___ DATA FOR THIS TASK ___

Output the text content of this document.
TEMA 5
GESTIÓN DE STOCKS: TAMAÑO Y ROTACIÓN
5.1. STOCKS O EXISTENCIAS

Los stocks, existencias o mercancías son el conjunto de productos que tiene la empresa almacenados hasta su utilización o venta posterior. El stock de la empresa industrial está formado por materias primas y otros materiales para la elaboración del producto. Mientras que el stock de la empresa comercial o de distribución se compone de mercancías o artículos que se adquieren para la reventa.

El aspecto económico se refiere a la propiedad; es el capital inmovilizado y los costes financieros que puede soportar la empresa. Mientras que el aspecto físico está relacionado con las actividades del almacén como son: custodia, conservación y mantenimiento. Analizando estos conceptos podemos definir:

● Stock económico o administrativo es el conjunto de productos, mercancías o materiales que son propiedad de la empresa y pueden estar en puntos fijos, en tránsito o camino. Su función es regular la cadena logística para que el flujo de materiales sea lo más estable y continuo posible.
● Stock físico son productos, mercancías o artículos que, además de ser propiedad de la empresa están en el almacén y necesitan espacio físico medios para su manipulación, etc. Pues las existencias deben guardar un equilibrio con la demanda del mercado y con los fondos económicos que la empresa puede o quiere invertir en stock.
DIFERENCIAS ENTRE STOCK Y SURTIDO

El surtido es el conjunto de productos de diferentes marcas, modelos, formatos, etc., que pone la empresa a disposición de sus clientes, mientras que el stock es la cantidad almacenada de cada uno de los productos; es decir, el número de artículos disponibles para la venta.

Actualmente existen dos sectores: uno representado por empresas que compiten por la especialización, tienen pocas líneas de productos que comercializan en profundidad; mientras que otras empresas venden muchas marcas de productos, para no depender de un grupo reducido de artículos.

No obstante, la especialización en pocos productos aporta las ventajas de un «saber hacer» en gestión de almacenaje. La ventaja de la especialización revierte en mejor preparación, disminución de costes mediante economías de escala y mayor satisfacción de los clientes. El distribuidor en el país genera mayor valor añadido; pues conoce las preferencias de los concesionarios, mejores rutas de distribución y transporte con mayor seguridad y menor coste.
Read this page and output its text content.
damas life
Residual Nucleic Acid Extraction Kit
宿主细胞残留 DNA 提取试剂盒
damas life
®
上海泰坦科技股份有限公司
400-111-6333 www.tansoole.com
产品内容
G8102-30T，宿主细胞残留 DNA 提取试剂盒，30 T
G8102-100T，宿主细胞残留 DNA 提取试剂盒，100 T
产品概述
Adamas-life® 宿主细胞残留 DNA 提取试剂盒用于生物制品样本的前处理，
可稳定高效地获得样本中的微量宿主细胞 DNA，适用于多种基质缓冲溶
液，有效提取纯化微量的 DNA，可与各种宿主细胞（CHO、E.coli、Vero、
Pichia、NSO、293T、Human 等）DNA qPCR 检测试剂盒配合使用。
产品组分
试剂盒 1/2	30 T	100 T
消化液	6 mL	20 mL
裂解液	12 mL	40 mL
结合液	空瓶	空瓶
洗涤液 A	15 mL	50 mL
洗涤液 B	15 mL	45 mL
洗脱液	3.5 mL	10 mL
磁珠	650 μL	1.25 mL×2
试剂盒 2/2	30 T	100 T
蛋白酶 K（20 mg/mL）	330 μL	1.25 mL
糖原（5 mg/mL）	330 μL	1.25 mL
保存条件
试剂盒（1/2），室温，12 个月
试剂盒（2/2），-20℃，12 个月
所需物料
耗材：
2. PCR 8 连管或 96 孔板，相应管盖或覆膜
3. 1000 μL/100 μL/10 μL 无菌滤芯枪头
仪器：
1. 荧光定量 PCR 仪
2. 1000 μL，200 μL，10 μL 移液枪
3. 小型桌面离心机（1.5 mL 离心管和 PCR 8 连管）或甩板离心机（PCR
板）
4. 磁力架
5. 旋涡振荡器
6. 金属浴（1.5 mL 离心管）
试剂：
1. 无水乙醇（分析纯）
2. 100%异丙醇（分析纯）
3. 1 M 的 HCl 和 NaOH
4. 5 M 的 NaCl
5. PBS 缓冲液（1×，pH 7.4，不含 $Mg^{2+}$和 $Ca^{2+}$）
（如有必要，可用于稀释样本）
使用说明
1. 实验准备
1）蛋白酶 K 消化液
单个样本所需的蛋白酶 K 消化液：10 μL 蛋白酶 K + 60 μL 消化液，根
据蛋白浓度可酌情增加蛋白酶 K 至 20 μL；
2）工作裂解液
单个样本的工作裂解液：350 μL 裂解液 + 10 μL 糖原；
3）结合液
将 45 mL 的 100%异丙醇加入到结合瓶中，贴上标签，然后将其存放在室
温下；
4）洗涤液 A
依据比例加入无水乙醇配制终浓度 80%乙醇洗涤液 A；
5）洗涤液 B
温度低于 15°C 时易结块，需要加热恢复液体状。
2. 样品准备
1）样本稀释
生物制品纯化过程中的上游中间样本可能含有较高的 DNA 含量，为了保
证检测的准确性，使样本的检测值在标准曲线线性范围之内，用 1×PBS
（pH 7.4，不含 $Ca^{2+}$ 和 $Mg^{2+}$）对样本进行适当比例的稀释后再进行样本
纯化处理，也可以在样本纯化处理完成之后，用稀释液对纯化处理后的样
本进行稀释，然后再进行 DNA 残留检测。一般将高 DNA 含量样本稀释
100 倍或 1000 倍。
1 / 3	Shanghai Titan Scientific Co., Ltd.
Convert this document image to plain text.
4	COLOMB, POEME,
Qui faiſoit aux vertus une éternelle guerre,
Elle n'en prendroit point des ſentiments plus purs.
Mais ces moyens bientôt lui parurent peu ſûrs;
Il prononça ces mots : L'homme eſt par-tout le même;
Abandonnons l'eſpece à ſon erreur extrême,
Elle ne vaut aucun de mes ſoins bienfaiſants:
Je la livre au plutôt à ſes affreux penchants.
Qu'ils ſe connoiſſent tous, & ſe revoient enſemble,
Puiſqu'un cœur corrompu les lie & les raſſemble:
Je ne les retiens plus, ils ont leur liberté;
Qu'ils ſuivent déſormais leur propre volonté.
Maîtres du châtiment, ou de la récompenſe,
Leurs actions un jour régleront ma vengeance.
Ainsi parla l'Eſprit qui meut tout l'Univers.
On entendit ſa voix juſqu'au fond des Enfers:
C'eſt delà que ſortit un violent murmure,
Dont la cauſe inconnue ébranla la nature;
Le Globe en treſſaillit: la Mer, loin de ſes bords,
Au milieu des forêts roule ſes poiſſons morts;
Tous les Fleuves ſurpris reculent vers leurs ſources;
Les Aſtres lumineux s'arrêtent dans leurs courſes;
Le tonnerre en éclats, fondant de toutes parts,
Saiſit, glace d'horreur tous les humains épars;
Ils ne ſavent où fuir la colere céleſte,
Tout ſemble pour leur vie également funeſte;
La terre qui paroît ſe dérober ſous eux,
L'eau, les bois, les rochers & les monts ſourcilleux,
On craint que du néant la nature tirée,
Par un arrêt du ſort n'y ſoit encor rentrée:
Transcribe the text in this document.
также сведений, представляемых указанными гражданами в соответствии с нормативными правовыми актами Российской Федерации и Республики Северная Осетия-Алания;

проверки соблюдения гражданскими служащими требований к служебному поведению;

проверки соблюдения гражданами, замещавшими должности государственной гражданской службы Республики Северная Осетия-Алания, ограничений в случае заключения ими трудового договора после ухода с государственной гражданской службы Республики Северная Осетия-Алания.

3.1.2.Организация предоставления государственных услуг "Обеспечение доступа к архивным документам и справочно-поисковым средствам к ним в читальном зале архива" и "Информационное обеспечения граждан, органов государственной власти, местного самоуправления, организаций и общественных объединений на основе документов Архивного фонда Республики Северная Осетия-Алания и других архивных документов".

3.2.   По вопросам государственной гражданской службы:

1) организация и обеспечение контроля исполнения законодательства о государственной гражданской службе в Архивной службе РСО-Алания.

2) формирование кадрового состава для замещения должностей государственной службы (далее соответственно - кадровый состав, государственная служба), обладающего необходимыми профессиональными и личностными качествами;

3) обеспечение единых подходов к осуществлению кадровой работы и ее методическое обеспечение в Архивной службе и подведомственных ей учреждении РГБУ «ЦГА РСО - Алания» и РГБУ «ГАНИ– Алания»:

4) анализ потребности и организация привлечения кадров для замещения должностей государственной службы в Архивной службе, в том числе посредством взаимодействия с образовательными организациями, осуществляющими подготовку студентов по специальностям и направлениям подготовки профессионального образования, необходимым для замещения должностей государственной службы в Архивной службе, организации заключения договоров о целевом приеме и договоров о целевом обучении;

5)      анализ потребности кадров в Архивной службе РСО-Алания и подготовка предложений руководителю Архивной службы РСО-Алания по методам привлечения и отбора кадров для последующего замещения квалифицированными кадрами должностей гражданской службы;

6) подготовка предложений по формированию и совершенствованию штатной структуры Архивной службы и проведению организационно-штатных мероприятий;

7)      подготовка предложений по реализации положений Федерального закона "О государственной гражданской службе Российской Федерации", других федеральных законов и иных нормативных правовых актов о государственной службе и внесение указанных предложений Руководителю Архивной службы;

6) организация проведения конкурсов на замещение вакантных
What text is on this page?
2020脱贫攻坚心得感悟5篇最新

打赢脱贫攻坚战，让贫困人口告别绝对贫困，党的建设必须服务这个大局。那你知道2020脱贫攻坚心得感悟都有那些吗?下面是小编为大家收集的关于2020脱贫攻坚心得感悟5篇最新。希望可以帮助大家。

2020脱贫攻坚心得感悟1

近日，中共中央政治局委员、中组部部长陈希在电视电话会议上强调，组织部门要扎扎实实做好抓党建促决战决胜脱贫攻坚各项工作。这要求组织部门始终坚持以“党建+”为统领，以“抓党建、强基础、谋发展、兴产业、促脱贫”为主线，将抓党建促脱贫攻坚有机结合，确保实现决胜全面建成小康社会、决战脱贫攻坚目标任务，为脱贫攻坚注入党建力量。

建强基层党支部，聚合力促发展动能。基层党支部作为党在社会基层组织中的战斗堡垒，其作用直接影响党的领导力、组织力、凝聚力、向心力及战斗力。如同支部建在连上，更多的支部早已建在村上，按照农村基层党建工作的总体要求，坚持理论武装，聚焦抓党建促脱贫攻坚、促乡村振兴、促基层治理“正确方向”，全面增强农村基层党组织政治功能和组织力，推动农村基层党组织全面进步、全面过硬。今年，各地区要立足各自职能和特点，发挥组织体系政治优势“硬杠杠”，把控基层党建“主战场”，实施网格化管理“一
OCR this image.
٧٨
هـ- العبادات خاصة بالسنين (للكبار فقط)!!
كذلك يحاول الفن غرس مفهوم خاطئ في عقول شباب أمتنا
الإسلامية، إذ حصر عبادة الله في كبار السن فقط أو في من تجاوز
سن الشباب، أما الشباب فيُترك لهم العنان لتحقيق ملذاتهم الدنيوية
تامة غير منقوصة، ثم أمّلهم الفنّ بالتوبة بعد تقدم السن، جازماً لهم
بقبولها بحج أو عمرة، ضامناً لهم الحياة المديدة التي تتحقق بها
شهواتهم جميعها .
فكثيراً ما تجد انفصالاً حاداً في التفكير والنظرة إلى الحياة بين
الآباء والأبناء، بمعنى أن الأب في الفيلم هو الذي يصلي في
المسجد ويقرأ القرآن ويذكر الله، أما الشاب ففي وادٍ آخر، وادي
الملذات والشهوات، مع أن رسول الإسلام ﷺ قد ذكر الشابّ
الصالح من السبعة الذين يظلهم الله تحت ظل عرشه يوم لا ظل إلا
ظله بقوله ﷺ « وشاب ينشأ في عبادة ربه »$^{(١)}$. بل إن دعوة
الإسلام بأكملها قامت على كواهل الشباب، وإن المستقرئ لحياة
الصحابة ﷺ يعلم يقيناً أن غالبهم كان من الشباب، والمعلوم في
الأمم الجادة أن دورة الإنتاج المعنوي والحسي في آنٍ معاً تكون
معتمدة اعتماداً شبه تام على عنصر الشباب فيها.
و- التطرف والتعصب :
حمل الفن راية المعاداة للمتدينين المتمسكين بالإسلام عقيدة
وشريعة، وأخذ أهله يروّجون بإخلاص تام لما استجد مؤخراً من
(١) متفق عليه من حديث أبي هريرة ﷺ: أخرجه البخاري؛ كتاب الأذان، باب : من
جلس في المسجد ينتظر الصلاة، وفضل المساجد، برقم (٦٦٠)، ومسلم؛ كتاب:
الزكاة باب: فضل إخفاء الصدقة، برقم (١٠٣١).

___

* **WORK INSTRUCTIONS**:
Pull out all lines from the entries above that include the word "الفن".

* **EXPECTED ANSWER**:
كذلك يحاول الفن غرس مفهوم خاطئ في عقول شباب أمتنا
تامة غير منقوصة، ثم أمّلهم الفنّ بالتوبة بعد تقدم السن، جازماً لهم
حمل الفن راية المعاداة للمتدينين المتمسكين بالإسلام عقيدة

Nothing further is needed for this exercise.